__ENTRIES PROVIDED__.
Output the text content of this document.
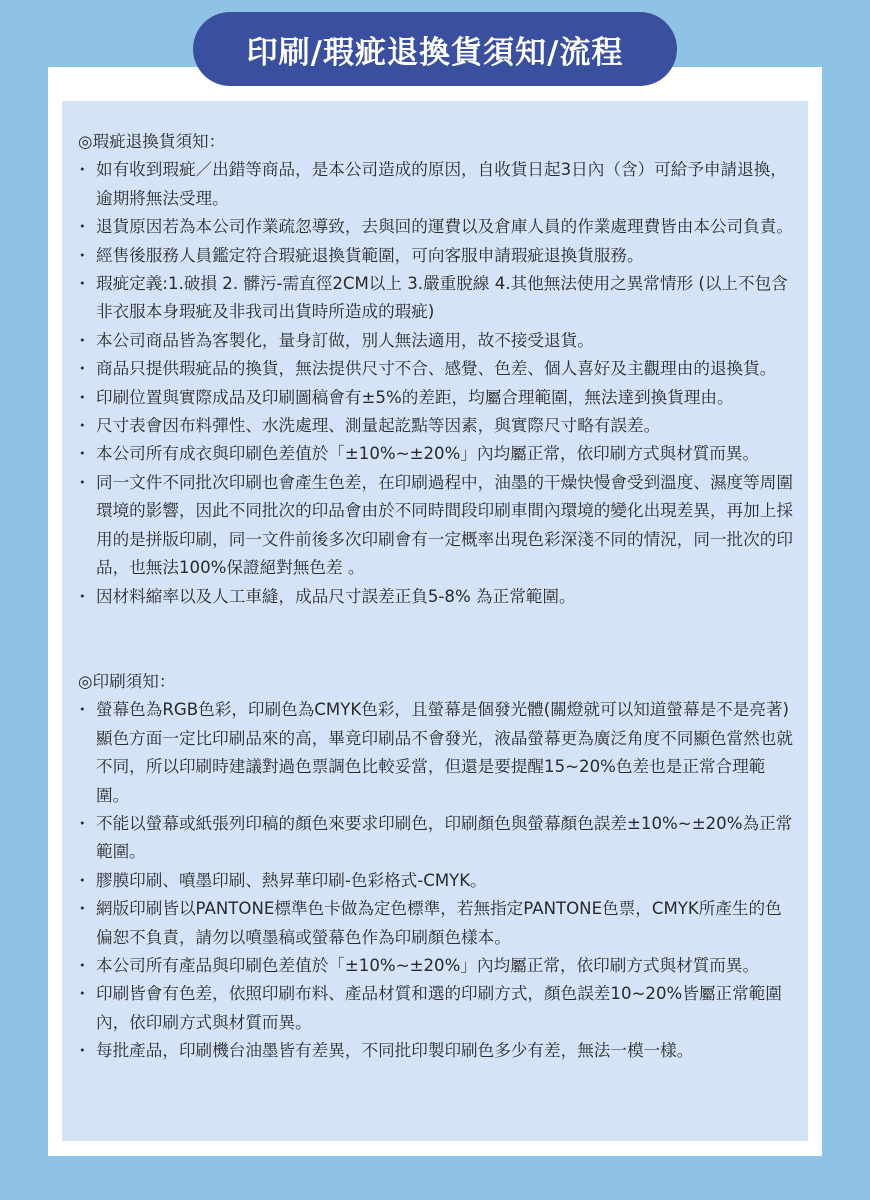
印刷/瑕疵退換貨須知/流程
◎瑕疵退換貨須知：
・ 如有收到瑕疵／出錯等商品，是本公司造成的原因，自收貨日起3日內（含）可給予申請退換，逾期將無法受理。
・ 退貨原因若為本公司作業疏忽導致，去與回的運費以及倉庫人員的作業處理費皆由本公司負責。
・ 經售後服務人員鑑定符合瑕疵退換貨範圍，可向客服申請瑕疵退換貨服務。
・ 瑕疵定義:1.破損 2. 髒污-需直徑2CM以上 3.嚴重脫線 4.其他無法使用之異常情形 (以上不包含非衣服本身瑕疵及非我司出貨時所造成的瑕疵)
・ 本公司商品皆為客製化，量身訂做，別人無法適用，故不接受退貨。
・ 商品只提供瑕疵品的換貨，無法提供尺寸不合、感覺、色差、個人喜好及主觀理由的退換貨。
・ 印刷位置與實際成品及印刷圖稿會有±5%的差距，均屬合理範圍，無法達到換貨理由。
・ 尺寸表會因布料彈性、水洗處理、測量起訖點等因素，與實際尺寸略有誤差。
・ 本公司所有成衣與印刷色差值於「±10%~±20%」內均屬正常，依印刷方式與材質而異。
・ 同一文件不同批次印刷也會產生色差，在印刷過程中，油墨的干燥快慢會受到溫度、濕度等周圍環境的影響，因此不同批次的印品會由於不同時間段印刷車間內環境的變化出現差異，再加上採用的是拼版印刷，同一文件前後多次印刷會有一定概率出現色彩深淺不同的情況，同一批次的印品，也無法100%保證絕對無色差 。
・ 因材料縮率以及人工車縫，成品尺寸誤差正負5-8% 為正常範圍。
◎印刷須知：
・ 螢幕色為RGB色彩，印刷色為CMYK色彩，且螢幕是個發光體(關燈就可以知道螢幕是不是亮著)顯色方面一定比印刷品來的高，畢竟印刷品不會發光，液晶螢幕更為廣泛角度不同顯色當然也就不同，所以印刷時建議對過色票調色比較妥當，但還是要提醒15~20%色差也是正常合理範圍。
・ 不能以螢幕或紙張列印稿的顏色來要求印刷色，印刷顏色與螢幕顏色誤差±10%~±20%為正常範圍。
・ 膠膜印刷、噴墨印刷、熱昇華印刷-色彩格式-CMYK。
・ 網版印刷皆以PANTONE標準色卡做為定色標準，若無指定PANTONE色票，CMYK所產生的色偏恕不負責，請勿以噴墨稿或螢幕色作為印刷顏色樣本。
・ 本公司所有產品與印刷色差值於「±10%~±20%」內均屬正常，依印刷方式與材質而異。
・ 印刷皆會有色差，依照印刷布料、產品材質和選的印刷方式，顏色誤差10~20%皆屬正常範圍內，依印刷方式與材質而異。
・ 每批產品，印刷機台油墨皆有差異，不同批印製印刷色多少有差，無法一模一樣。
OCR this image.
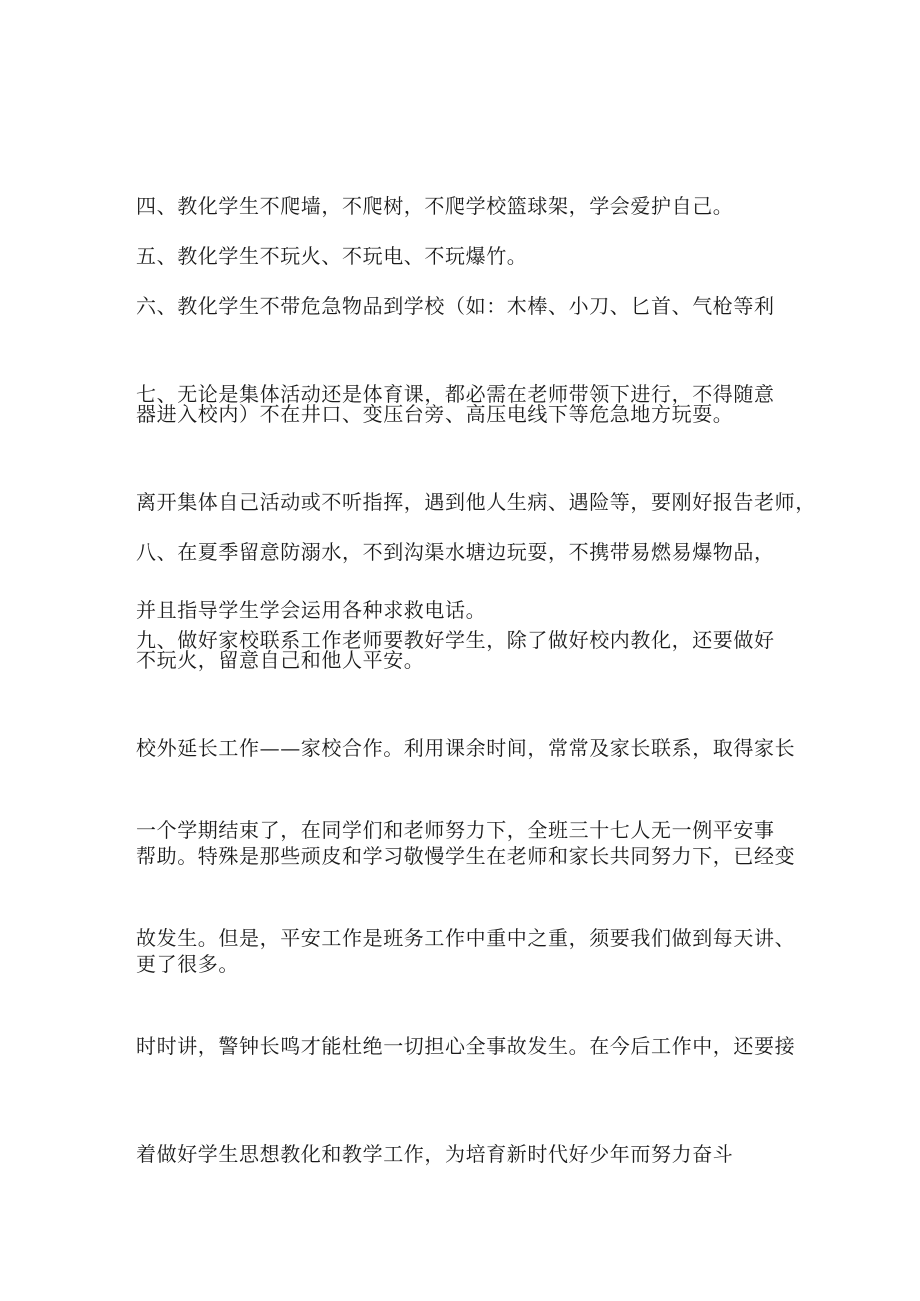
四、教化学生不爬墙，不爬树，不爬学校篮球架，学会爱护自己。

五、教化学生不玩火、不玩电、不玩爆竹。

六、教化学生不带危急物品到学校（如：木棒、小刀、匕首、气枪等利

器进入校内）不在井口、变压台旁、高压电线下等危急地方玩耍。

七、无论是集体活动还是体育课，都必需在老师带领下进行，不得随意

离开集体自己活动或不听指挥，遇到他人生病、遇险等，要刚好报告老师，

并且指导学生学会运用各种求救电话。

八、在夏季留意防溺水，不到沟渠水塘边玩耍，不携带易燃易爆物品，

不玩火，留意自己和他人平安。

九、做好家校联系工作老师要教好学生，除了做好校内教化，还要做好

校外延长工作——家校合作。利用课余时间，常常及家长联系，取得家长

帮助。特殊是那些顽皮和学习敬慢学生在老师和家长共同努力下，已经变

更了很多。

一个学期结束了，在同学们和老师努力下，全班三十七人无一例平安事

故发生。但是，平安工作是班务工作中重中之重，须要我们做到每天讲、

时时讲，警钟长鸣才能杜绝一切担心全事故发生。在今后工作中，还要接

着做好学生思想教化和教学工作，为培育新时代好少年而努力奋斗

__SET PROBLEM__. Set down the records in full and exactly. Do not carry over any image.

__FINAL RESULT__.
Output the text content of this document.
印刷/瑕疵退換貨須知/流程
◎瑕疵退換貨須知：
・ 如有收到瑕疵／出錯等商品，是本公司造成的原因，自收貨日起3日內（含）可給予申請退換，逾期將無法受理。
・ 退貨原因若為本公司作業疏忽導致，去與回的運費以及倉庫人員的作業處理費皆由本公司負責。
・ 經售後服務人員鑑定符合瑕疵退換貨範圍，可向客服申請瑕疵退換貨服務。
・ 瑕疵定義:1.破損 2. 髒污-需直徑2CM以上 3.嚴重脫線 4.其他無法使用之異常情形 (以上不包含非衣服本身瑕疵及非我司出貨時所造成的瑕疵)
・ 本公司商品皆為客製化，量身訂做，別人無法適用，故不接受退貨。
・ 商品只提供瑕疵品的換貨，無法提供尺寸不合、感覺、色差、個人喜好及主觀理由的退換貨。
・ 印刷位置與實際成品及印刷圖稿會有±5%的差距，均屬合理範圍，無法達到換貨理由。
・ 尺寸表會因布料彈性、水洗處理、測量起訖點等因素，與實際尺寸略有誤差。
・ 本公司所有成衣與印刷色差值於「±10%~±20%」內均屬正常，依印刷方式與材質而異。
・ 同一文件不同批次印刷也會產生色差，在印刷過程中，油墨的干燥快慢會受到溫度、濕度等周圍環境的影響，因此不同批次的印品會由於不同時間段印刷車間內環境的變化出現差異，再加上採用的是拼版印刷，同一文件前後多次印刷會有一定概率出現色彩深淺不同的情況，同一批次的印品，也無法100%保證絕對無色差 。
・ 因材料縮率以及人工車縫，成品尺寸誤差正負5-8% 為正常範圍。
◎印刷須知：
・ 螢幕色為RGB色彩，印刷色為CMYK色彩，且螢幕是個發光體(關燈就可以知道螢幕是不是亮著)顯色方面一定比印刷品來的高，畢竟印刷品不會發光，液晶螢幕更為廣泛角度不同顯色當然也就不同，所以印刷時建議對過色票調色比較妥當，但還是要提醒15~20%色差也是正常合理範圍。
・ 不能以螢幕或紙張列印稿的顏色來要求印刷色，印刷顏色與螢幕顏色誤差±10%~±20%為正常範圍。
・ 膠膜印刷、噴墨印刷、熱昇華印刷-色彩格式-CMYK。
・ 網版印刷皆以PANTONE標準色卡做為定色標準，若無指定PANTONE色票，CMYK所產生的色偏恕不負責，請勿以噴墨稿或螢幕色作為印刷顏色樣本。
・ 本公司所有產品與印刷色差值於「±10%~±20%」內均屬正常，依印刷方式與材質而異。
・ 印刷皆會有色差，依照印刷布料、產品材質和選的印刷方式，顏色誤差10~20%皆屬正常範圍內，依印刷方式與材質而異。
・ 每批產品，印刷機台油墨皆有差異，不同批印製印刷色多少有差，無法一模一樣。
OCR this image.
四、教化学生不爬墙，不爬树，不爬学校篮球架，学会爱护自己。

五、教化学生不玩火、不玩电、不玩爆竹。

六、教化学生不带危急物品到学校（如：木棒、小刀、匕首、气枪等利

器进入校内）不在井口、变压台旁、高压电线下等危急地方玩耍。

七、无论是集体活动还是体育课，都必需在老师带领下进行，不得随意

离开集体自己活动或不听指挥，遇到他人生病、遇险等，要刚好报告老师，

并且指导学生学会运用各种求救电话。

八、在夏季留意防溺水，不到沟渠水塘边玩耍，不携带易燃易爆物品，

不玩火，留意自己和他人平安。

九、做好家校联系工作老师要教好学生，除了做好校内教化，还要做好

校外延长工作——家校合作。利用课余时间，常常及家长联系，取得家长

帮助。特殊是那些顽皮和学习敬慢学生在老师和家长共同努力下，已经变

更了很多。

一个学期结束了，在同学们和老师努力下，全班三十七人无一例平安事

故发生。但是，平安工作是班务工作中重中之重，须要我们做到每天讲、

时时讲，警钟长鸣才能杜绝一切担心全事故发生。在今后工作中，还要接

着做好学生思想教化和教学工作，为培育新时代好少年而努力奋斗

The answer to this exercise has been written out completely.